-------- EXERCISE MATERIALS

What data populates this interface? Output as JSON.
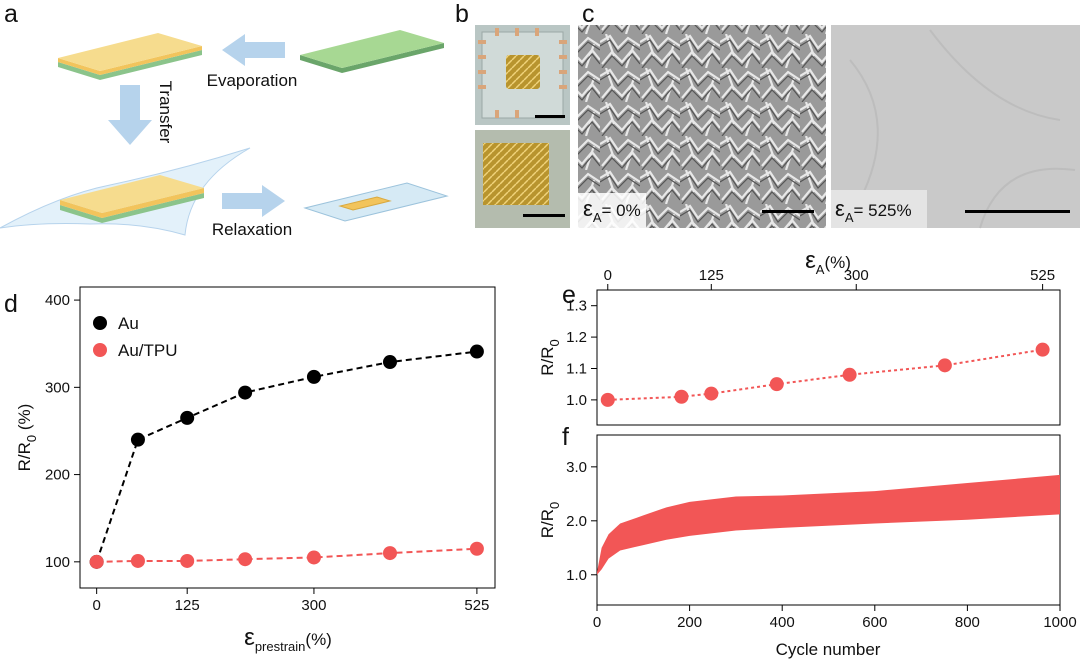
{
  "panels": {
    "a": {
      "label": "a",
      "steps": {
        "evaporation": "Evaporation",
        "transfer": "Transfer",
        "relaxation": "Relaxation"
      }
    },
    "b": {
      "label": "b"
    },
    "c": {
      "label": "c",
      "labels": [
        {
          "symbol": "ε",
          "sub": "A",
          "after": "= 0%"
        },
        {
          "symbol": "ε",
          "sub": "A",
          "after": "= 525%"
        }
      ]
    }
  },
  "chart_data": [
    {
      "type": "line",
      "panel_label": "d",
      "line_style": "dashed",
      "legend": "upper left",
      "xlabel": {
        "symbol": "ε",
        "sub": "prestrain",
        "after": "(%)"
      },
      "ylabel": {
        "main": "R/R",
        "sub": "0",
        "after": " (%)"
      },
      "x": [
        0,
        57,
        125,
        205,
        300,
        405,
        525
      ],
      "series": [
        {
          "name": "Au",
          "color": "#000000",
          "values": [
            100,
            240,
            265,
            294,
            312,
            329,
            341
          ]
        },
        {
          "name": "Au/TPU",
          "color": "#f25656",
          "values": [
            100,
            101,
            101,
            103,
            105,
            110,
            115
          ]
        }
      ],
      "xlim": [
        -23,
        550
      ],
      "xticks": [
        0,
        125,
        300,
        525
      ],
      "ylim": [
        70,
        415
      ],
      "yticks": [
        100,
        200,
        300,
        400
      ]
    },
    {
      "type": "line",
      "panel_label": "e",
      "line_style": "dotted",
      "x_axis_position": "top",
      "xlabel": {
        "symbol": "ε",
        "sub": "A",
        "after": "(%)"
      },
      "ylabel": {
        "main": "R/R",
        "sub": "0"
      },
      "x": [
        0,
        89,
        125,
        204,
        292,
        407,
        525
      ],
      "values": [
        1.0,
        1.01,
        1.02,
        1.05,
        1.08,
        1.11,
        1.16
      ],
      "color": "#f25656",
      "xlim": [
        -13,
        546
      ],
      "xticks": [
        0,
        125,
        300,
        525
      ],
      "ylim": [
        0.92,
        1.35
      ],
      "yticks": [
        {
          "value": 1,
          "label": "1.0"
        },
        1.1,
        1.2,
        1.3
      ]
    },
    {
      "type": "band",
      "panel_label": "f",
      "color": "#f25656",
      "xlabel": "Cycle number",
      "ylabel": {
        "main": "R/R",
        "sub": "0"
      },
      "x": [
        0,
        10,
        25,
        50,
        100,
        150,
        200,
        300,
        400,
        600,
        800,
        1000
      ],
      "upper": [
        1.05,
        1.5,
        1.75,
        1.95,
        2.1,
        2.25,
        2.35,
        2.45,
        2.47,
        2.55,
        2.7,
        2.85
      ],
      "lower": [
        1.0,
        1.1,
        1.3,
        1.45,
        1.55,
        1.65,
        1.72,
        1.82,
        1.87,
        1.95,
        2.02,
        2.12
      ],
      "xlim": [
        0,
        1000
      ],
      "xticks": [
        0,
        200,
        400,
        600,
        800,
        1000
      ],
      "ylim": [
        0.44,
        3.59
      ],
      "yticks": [
        {
          "value": 1,
          "label": "1.0"
        },
        {
          "value": 2,
          "label": "2.0"
        },
        {
          "value": 3,
          "label": "3.0"
        }
      ]
    }
  ]
}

----------------

**DIRECTIONS**: All of the entries above should be duplicated exactly, except for the pictures.

**RESULT**:
What data populates this interface? Output as JSON.
{
  "panels": {
    "a": {
      "label": "a",
      "steps": {
        "evaporation": "Evaporation",
        "transfer": "Transfer",
        "relaxation": "Relaxation"
      }
    },
    "b": {
      "label": "b"
    },
    "c": {
      "label": "c",
      "labels": [
        {
          "symbol": "ε",
          "sub": "A",
          "after": "= 0%"
        },
        {
          "symbol": "ε",
          "sub": "A",
          "after": "= 525%"
        }
      ]
    }
  },
  "chart_data": [
    {
      "type": "line",
      "panel_label": "d",
      "line_style": "dashed",
      "legend": "upper left",
      "xlabel": {
        "symbol": "ε",
        "sub": "prestrain",
        "after": "(%)"
      },
      "ylabel": {
        "main": "R/R",
        "sub": "0",
        "after": " (%)"
      },
      "x": [
        0,
        57,
        125,
        205,
        300,
        405,
        525
      ],
      "series": [
        {
          "name": "Au",
          "color": "#000000",
          "values": [
            100,
            240,
            265,
            294,
            312,
            329,
            341
          ]
        },
        {
          "name": "Au/TPU",
          "color": "#f25656",
          "values": [
            100,
            101,
            101,
            103,
            105,
            110,
            115
          ]
        }
      ],
      "xlim": [
        -23,
        550
      ],
      "xticks": [
        0,
        125,
        300,
        525
      ],
      "ylim": [
        70,
        415
      ],
      "yticks": [
        100,
        200,
        300,
        400
      ]
    },
    {
      "type": "line",
      "panel_label": "e",
      "line_style": "dotted",
      "x_axis_position": "top",
      "xlabel": {
        "symbol": "ε",
        "sub": "A",
        "after": "(%)"
      },
      "ylabel": {
        "main": "R/R",
        "sub": "0"
      },
      "x": [
        0,
        89,
        125,
        204,
        292,
        407,
        525
      ],
      "values": [
        1.0,
        1.01,
        1.02,
        1.05,
        1.08,
        1.11,
        1.16
      ],
      "color": "#f25656",
      "xlim": [
        -13,
        546
      ],
      "xticks": [
        0,
        125,
        300,
        525
      ],
      "ylim": [
        0.92,
        1.35
      ],
      "yticks": [
        {
          "value": 1,
          "label": "1.0"
        },
        1.1,
        1.2,
        1.3
      ]
    },
    {
      "type": "band",
      "panel_label": "f",
      "color": "#f25656",
      "xlabel": "Cycle number",
      "ylabel": {
        "main": "R/R",
        "sub": "0"
      },
      "x": [
        0,
        10,
        25,
        50,
        100,
        150,
        200,
        300,
        400,
        600,
        800,
        1000
      ],
      "upper": [
        1.05,
        1.5,
        1.75,
        1.95,
        2.1,
        2.25,
        2.35,
        2.45,
        2.47,
        2.55,
        2.7,
        2.85
      ],
      "lower": [
        1.0,
        1.1,
        1.3,
        1.45,
        1.55,
        1.65,
        1.72,
        1.82,
        1.87,
        1.95,
        2.02,
        2.12
      ],
      "xlim": [
        0,
        1000
      ],
      "xticks": [
        0,
        200,
        400,
        600,
        800,
        1000
      ],
      "ylim": [
        0.44,
        3.59
      ],
      "yticks": [
        {
          "value": 1,
          "label": "1.0"
        },
        {
          "value": 2,
          "label": "2.0"
        },
        {
          "value": 3,
          "label": "3.0"
        }
      ]
    }
  ]
}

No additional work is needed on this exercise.